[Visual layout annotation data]
○ ○ ○ ○ ○ ○ ○
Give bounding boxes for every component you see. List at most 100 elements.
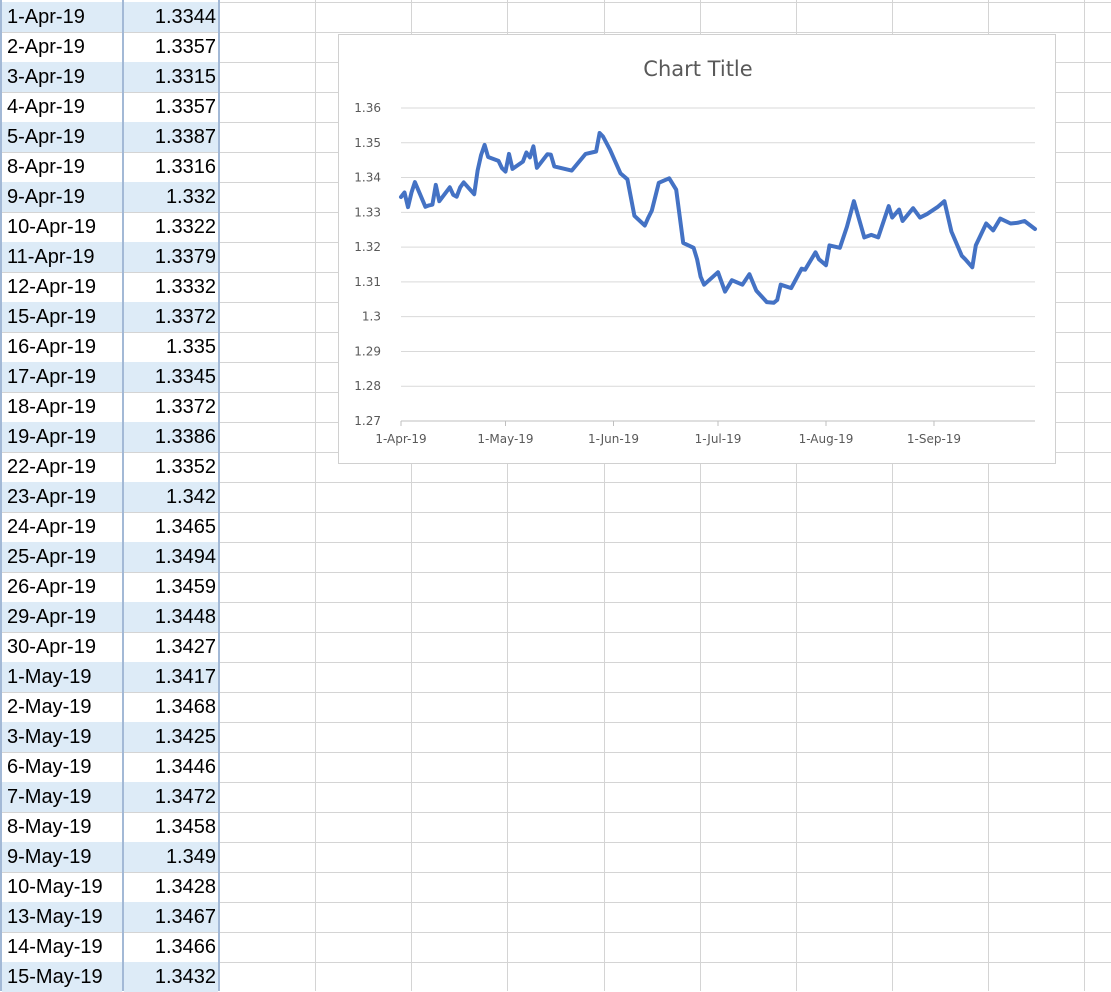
data-point (682, 242, 684, 244)
date-cell[interactable]: 8-May-19 (7, 816, 92, 838)
date-cell[interactable]: 17-Apr-19 (2, 362, 122, 392)
value-cell[interactable]: 1.3345 (124, 362, 218, 392)
date-cell[interactable]: 12-Apr-19 (7, 276, 96, 298)
y-tick-label: 1.3 (362, 310, 381, 324)
data-point (609, 148, 611, 151)
x-tick-label: 1-Sep-19 (907, 432, 961, 446)
value-cell[interactable]: 1.3465 (154, 516, 216, 538)
value-cell[interactable]: 1.3432 (124, 962, 218, 992)
date-cell[interactable]: 13-May-19 (2, 902, 122, 932)
value-cell[interactable]: 1.3379 (124, 242, 218, 272)
date-cell[interactable]: 8-Apr-19 (7, 156, 85, 178)
date-cell[interactable]: 29-Apr-19 (2, 602, 122, 632)
y-tick-label: 1.33 (354, 205, 381, 219)
date-cell[interactable]: 4-Apr-19 (7, 96, 85, 118)
value-cell[interactable]: 1.3372 (154, 396, 216, 418)
value-cell[interactable]: 1.335 (165, 336, 216, 358)
value-cell[interactable]: 1.3494 (124, 542, 218, 572)
data-point (863, 236, 866, 239)
data-point (814, 251, 817, 254)
value-cell[interactable]: 1.3372 (124, 302, 218, 332)
date-cell[interactable]: 23-Apr-19 (2, 482, 122, 512)
range-border (122, 0, 124, 991)
data-point (699, 275, 702, 278)
date-cell[interactable]: 24-Apr-19 (7, 516, 96, 538)
date-cell[interactable]: 7-May-19 (2, 782, 122, 812)
value-cell[interactable]: 1.3357 (154, 36, 216, 58)
value-cell[interactable]: 1.3446 (154, 756, 216, 778)
value-cell[interactable]: 1.3417 (124, 662, 218, 692)
value-cell[interactable]: 1.3459 (154, 576, 216, 598)
data-point (1034, 228, 1036, 230)
date-cell[interactable]: 5-Apr-19 (2, 122, 122, 152)
date-cell[interactable]: 16-Apr-19 (7, 336, 96, 358)
date-cell[interactable]: 9-May-19 (2, 842, 122, 872)
range-border (0, 0, 2, 991)
data-point (431, 203, 434, 206)
data-point (400, 196, 402, 198)
date-cell[interactable]: 2-Apr-19 (7, 36, 85, 58)
data-point (459, 186, 461, 189)
value-cell[interactable]: 1.3467 (124, 902, 218, 932)
value-cell[interactable]: 1.342 (124, 482, 218, 512)
value-cell[interactable]: 1.3472 (124, 782, 218, 812)
data-point (999, 217, 1001, 220)
date-cell[interactable]: 22-Apr-19 (7, 456, 96, 478)
value-cell[interactable]: 1.3332 (154, 276, 216, 298)
date-cell[interactable]: 19-Apr-19 (2, 422, 122, 452)
data-point (476, 169, 479, 172)
date-cell[interactable]: 30-Apr-19 (7, 636, 96, 658)
data-point (546, 153, 549, 156)
date-cell[interactable]: 6-May-19 (7, 756, 92, 778)
series-line[interactable] (399, 131, 1037, 305)
data-point (703, 283, 705, 286)
value-cell[interactable]: 1.3428 (154, 876, 216, 898)
date-cell[interactable]: 9-Apr-19 (2, 182, 122, 212)
value-cell[interactable]: 1.3468 (154, 696, 216, 718)
date-cell[interactable]: 2-May-19 (7, 696, 92, 718)
data-point (487, 156, 489, 158)
date-cell[interactable]: 25-Apr-19 (2, 542, 122, 572)
x-tick-label: 1-Apr-19 (375, 432, 426, 446)
date-cell[interactable]: 1-Apr-19 (2, 2, 122, 32)
value-cell[interactable]: 1.3387 (124, 122, 218, 152)
date-cell[interactable]: 3-Apr-19 (2, 62, 122, 92)
data-point (818, 258, 820, 261)
value-cell[interactable]: 1.3344 (124, 2, 218, 32)
date-cell[interactable]: 18-Apr-19 (7, 396, 96, 418)
value-cell[interactable]: 1.3466 (154, 936, 216, 958)
value-cell[interactable]: 1.3322 (154, 216, 216, 238)
value-cell[interactable]: 1.3448 (124, 602, 218, 632)
data-point (800, 267, 803, 270)
data-point (529, 156, 531, 159)
date-cell[interactable]: 10-May-19 (7, 876, 103, 898)
y-tick-label: 1.32 (354, 240, 381, 254)
value-cell[interactable]: 1.3427 (154, 636, 216, 658)
data-point (964, 258, 967, 261)
date-cell[interactable]: 10-Apr-19 (7, 216, 96, 238)
x-tick-label: 1-Aug-19 (799, 432, 854, 446)
value-cell[interactable]: 1.3357 (154, 96, 216, 118)
date-cell[interactable]: 14-May-19 (7, 936, 103, 958)
date-cell[interactable]: 3-May-19 (2, 722, 122, 752)
value-cell[interactable]: 1.332 (124, 182, 218, 212)
data-point (975, 244, 977, 247)
data-point (570, 169, 573, 172)
line-chart[interactable]: Chart Title 1.27 1.28 1.29 1.3 1.31 1.32 1.33 1.… (338, 34, 1056, 464)
value-cell[interactable]: 1.3352 (154, 456, 216, 478)
value-cell[interactable]: 1.3316 (154, 156, 216, 178)
data-point (936, 206, 939, 208)
value-cell[interactable]: 1.3315 (124, 62, 218, 92)
date-cell[interactable]: 15-Apr-19 (2, 302, 122, 332)
value-cell[interactable]: 1.3458 (154, 816, 216, 838)
date-cell[interactable]: 11-Apr-19 (2, 242, 122, 272)
range-border (218, 0, 220, 991)
data-point (449, 186, 451, 189)
value-cell[interactable]: 1.3386 (124, 422, 218, 452)
value-cell[interactable]: 1.349 (124, 842, 218, 872)
date-cell[interactable]: 15-May-19 (2, 962, 122, 992)
chart-title[interactable]: Chart Title (643, 57, 752, 81)
date-cell[interactable]: 26-Apr-19 (7, 576, 96, 598)
date-cell[interactable]: 1-May-19 (2, 662, 122, 692)
value-cell[interactable]: 1.3425 (124, 722, 218, 752)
○ ○ ○ ○ ○ ○ ○
### What is being asked
Copy each line of the records above without any change, leaving out the pictures.

### Response to this exercise
Give bounding boxes for every component you see. List at most 100 elements.
data-point (682, 242, 684, 244)
date-cell[interactable]: 8-May-19 (7, 816, 92, 838)
date-cell[interactable]: 17-Apr-19 (2, 362, 122, 392)
value-cell[interactable]: 1.3345 (124, 362, 218, 392)
date-cell[interactable]: 12-Apr-19 (7, 276, 96, 298)
y-tick-label: 1.3 (362, 310, 381, 324)
data-point (609, 148, 611, 151)
x-tick-label: 1-Sep-19 (907, 432, 961, 446)
value-cell[interactable]: 1.3465 (154, 516, 216, 538)
value-cell[interactable]: 1.3432 (124, 962, 218, 992)
date-cell[interactable]: 13-May-19 (2, 902, 122, 932)
value-cell[interactable]: 1.3379 (124, 242, 218, 272)
date-cell[interactable]: 8-Apr-19 (7, 156, 85, 178)
date-cell[interactable]: 29-Apr-19 (2, 602, 122, 632)
y-tick-label: 1.33 (354, 205, 381, 219)
date-cell[interactable]: 4-Apr-19 (7, 96, 85, 118)
value-cell[interactable]: 1.3372 (154, 396, 216, 418)
value-cell[interactable]: 1.335 (165, 336, 216, 358)
value-cell[interactable]: 1.3494 (124, 542, 218, 572)
data-point (863, 236, 866, 239)
data-point (814, 251, 817, 254)
value-cell[interactable]: 1.3372 (124, 302, 218, 332)
date-cell[interactable]: 23-Apr-19 (2, 482, 122, 512)
range-border (122, 0, 124, 991)
data-point (699, 275, 702, 278)
date-cell[interactable]: 24-Apr-19 (7, 516, 96, 538)
date-cell[interactable]: 7-May-19 (2, 782, 122, 812)
value-cell[interactable]: 1.3357 (154, 36, 216, 58)
value-cell[interactable]: 1.3446 (154, 756, 216, 778)
value-cell[interactable]: 1.3417 (124, 662, 218, 692)
value-cell[interactable]: 1.3459 (154, 576, 216, 598)
data-point (1034, 228, 1036, 230)
date-cell[interactable]: 5-Apr-19 (2, 122, 122, 152)
date-cell[interactable]: 16-Apr-19 (7, 336, 96, 358)
date-cell[interactable]: 9-May-19 (2, 842, 122, 872)
range-border (0, 0, 2, 991)
data-point (431, 203, 434, 206)
data-point (400, 196, 402, 198)
date-cell[interactable]: 2-Apr-19 (7, 36, 85, 58)
data-point (459, 186, 461, 189)
value-cell[interactable]: 1.3467 (124, 902, 218, 932)
value-cell[interactable]: 1.342 (124, 482, 218, 512)
value-cell[interactable]: 1.3472 (124, 782, 218, 812)
data-point (999, 217, 1001, 220)
date-cell[interactable]: 22-Apr-19 (7, 456, 96, 478)
value-cell[interactable]: 1.3332 (154, 276, 216, 298)
date-cell[interactable]: 19-Apr-19 (2, 422, 122, 452)
data-point (476, 169, 479, 172)
date-cell[interactable]: 30-Apr-19 (7, 636, 96, 658)
data-point (546, 153, 549, 156)
date-cell[interactable]: 6-May-19 (7, 756, 92, 778)
series-line[interactable] (399, 131, 1037, 305)
data-point (703, 283, 705, 286)
value-cell[interactable]: 1.3428 (154, 876, 216, 898)
date-cell[interactable]: 9-Apr-19 (2, 182, 122, 212)
value-cell[interactable]: 1.3468 (154, 696, 216, 718)
date-cell[interactable]: 2-May-19 (7, 696, 92, 718)
data-point (487, 156, 489, 158)
date-cell[interactable]: 25-Apr-19 (2, 542, 122, 572)
x-tick-label: 1-Apr-19 (375, 432, 426, 446)
date-cell[interactable]: 1-Apr-19 (2, 2, 122, 32)
value-cell[interactable]: 1.3387 (124, 122, 218, 152)
date-cell[interactable]: 3-Apr-19 (2, 62, 122, 92)
data-point (818, 258, 820, 261)
value-cell[interactable]: 1.3344 (124, 2, 218, 32)
date-cell[interactable]: 18-Apr-19 (7, 396, 96, 418)
value-cell[interactable]: 1.3466 (154, 936, 216, 958)
value-cell[interactable]: 1.3322 (154, 216, 216, 238)
value-cell[interactable]: 1.3448 (124, 602, 218, 632)
data-point (800, 267, 803, 270)
data-point (529, 156, 531, 159)
date-cell[interactable]: 10-May-19 (7, 876, 103, 898)
y-tick-label: 1.32 (354, 240, 381, 254)
value-cell[interactable]: 1.3427 (154, 636, 216, 658)
data-point (964, 258, 967, 261)
date-cell[interactable]: 10-Apr-19 (7, 216, 96, 238)
x-tick-label: 1-Aug-19 (799, 432, 854, 446)
value-cell[interactable]: 1.3357 (154, 96, 216, 118)
date-cell[interactable]: 14-May-19 (7, 936, 103, 958)
date-cell[interactable]: 3-May-19 (2, 722, 122, 752)
value-cell[interactable]: 1.332 (124, 182, 218, 212)
data-point (975, 244, 977, 247)
data-point (570, 169, 573, 172)
line-chart[interactable]: Chart Title 1.27 1.28 1.29 1.3 1.31 1.32 1.33 1.… (338, 34, 1056, 464)
value-cell[interactable]: 1.3352 (154, 456, 216, 478)
value-cell[interactable]: 1.3316 (154, 156, 216, 178)
data-point (936, 206, 939, 208)
value-cell[interactable]: 1.3315 (124, 62, 218, 92)
date-cell[interactable]: 15-Apr-19 (2, 302, 122, 332)
value-cell[interactable]: 1.3458 (154, 816, 216, 838)
date-cell[interactable]: 11-Apr-19 (2, 242, 122, 272)
range-border (218, 0, 220, 991)
data-point (449, 186, 451, 189)
value-cell[interactable]: 1.3386 (124, 422, 218, 452)
value-cell[interactable]: 1.349 (124, 842, 218, 872)
date-cell[interactable]: 15-May-19 (2, 962, 122, 992)
chart-title[interactable]: Chart Title (643, 57, 752, 81)
date-cell[interactable]: 26-Apr-19 (7, 576, 96, 598)
date-cell[interactable]: 1-May-19 (2, 662, 122, 692)
value-cell[interactable]: 1.3425 (124, 722, 218, 752)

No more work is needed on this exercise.